RAW RECORDS>

......

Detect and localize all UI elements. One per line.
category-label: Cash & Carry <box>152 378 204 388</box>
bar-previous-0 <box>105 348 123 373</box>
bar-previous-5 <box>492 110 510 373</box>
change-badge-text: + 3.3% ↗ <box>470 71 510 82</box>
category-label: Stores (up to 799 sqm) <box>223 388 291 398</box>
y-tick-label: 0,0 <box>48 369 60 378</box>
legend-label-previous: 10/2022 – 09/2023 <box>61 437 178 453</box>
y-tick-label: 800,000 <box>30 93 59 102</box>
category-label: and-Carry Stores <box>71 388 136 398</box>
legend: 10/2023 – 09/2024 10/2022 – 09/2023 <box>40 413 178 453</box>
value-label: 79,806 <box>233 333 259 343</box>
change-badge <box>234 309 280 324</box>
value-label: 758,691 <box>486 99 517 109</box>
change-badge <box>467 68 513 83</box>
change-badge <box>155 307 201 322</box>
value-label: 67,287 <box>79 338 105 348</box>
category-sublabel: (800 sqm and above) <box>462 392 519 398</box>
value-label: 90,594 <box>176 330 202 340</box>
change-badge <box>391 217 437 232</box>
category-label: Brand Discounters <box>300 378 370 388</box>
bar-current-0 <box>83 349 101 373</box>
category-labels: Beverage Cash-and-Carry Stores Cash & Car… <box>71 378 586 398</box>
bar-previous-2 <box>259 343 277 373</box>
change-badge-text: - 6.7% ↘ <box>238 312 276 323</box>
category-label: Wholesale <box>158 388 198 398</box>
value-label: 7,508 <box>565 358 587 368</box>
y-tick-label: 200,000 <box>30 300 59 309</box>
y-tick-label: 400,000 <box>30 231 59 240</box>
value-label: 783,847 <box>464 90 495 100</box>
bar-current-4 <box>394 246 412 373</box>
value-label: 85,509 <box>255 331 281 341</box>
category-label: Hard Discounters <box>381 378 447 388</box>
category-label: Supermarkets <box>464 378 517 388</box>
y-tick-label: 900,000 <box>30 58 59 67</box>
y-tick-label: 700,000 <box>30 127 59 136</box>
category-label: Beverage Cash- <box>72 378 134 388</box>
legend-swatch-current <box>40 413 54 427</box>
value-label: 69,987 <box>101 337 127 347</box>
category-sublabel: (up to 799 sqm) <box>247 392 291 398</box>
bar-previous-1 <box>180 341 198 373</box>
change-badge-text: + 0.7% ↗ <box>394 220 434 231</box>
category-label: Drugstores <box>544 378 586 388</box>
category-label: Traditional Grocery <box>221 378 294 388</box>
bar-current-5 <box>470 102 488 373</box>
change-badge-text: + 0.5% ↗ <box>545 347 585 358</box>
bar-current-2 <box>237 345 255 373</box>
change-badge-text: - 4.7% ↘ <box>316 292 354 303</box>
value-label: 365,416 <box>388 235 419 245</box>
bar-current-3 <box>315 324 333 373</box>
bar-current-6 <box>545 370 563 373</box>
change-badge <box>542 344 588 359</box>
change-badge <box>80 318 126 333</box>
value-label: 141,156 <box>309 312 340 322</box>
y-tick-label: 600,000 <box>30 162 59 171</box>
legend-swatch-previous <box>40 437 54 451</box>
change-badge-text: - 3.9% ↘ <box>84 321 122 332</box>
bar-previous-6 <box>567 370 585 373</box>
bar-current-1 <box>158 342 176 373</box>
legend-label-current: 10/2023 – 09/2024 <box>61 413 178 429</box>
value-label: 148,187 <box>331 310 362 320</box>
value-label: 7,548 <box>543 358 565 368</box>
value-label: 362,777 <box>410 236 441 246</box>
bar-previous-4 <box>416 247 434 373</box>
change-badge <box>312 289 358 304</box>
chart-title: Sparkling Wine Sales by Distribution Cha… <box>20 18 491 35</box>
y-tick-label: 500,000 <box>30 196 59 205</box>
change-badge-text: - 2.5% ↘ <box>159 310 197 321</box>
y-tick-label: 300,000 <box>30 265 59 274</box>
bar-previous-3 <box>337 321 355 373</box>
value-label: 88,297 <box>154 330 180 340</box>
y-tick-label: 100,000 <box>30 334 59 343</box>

......

EXERCISE PROMPT> Give back, unchanged, every line from the start of the records through the line holding "category-label: Beverage Cash- <box>72". Include that last line.

WRITTEN SOLUTION>
Detect and localize all UI elements. One per line.
category-label: Cash & Carry <box>152 378 204 388</box>
bar-previous-0 <box>105 348 123 373</box>
bar-previous-5 <box>492 110 510 373</box>
change-badge-text: + 3.3% ↗ <box>470 71 510 82</box>
category-label: Stores (up to 799 sqm) <box>223 388 291 398</box>
y-tick-label: 0,0 <box>48 369 60 378</box>
legend-label-previous: 10/2022 – 09/2023 <box>61 437 178 453</box>
y-tick-label: 800,000 <box>30 93 59 102</box>
category-label: and-Carry Stores <box>71 388 136 398</box>
legend: 10/2023 – 09/2024 10/2022 – 09/2023 <box>40 413 178 453</box>
value-label: 79,806 <box>233 333 259 343</box>
change-badge <box>234 309 280 324</box>
value-label: 758,691 <box>486 99 517 109</box>
change-badge <box>467 68 513 83</box>
change-badge <box>155 307 201 322</box>
value-label: 67,287 <box>79 338 105 348</box>
category-sublabel: (800 sqm and above) <box>462 392 519 398</box>
value-label: 90,594 <box>176 330 202 340</box>
change-badge <box>391 217 437 232</box>
category-label: Brand Discounters <box>300 378 370 388</box>
bar-current-0 <box>83 349 101 373</box>
category-labels: Beverage Cash-and-Carry Stores Cash & Car… <box>71 378 586 398</box>
bar-previous-2 <box>259 343 277 373</box>
change-badge-text: - 6.7% ↘ <box>238 312 276 323</box>
category-label: Wholesale <box>158 388 198 398</box>
value-label: 7,508 <box>565 358 587 368</box>
y-tick-label: 200,000 <box>30 300 59 309</box>
y-tick-label: 400,000 <box>30 231 59 240</box>
value-label: 783,847 <box>464 90 495 100</box>
bar-current-4 <box>394 246 412 373</box>
value-label: 85,509 <box>255 331 281 341</box>
category-label: Hard Discounters <box>381 378 447 388</box>
category-label: Supermarkets <box>464 378 517 388</box>
y-tick-label: 900,000 <box>30 58 59 67</box>
y-tick-label: 700,000 <box>30 127 59 136</box>
category-label: Beverage Cash- <box>72 378 134 388</box>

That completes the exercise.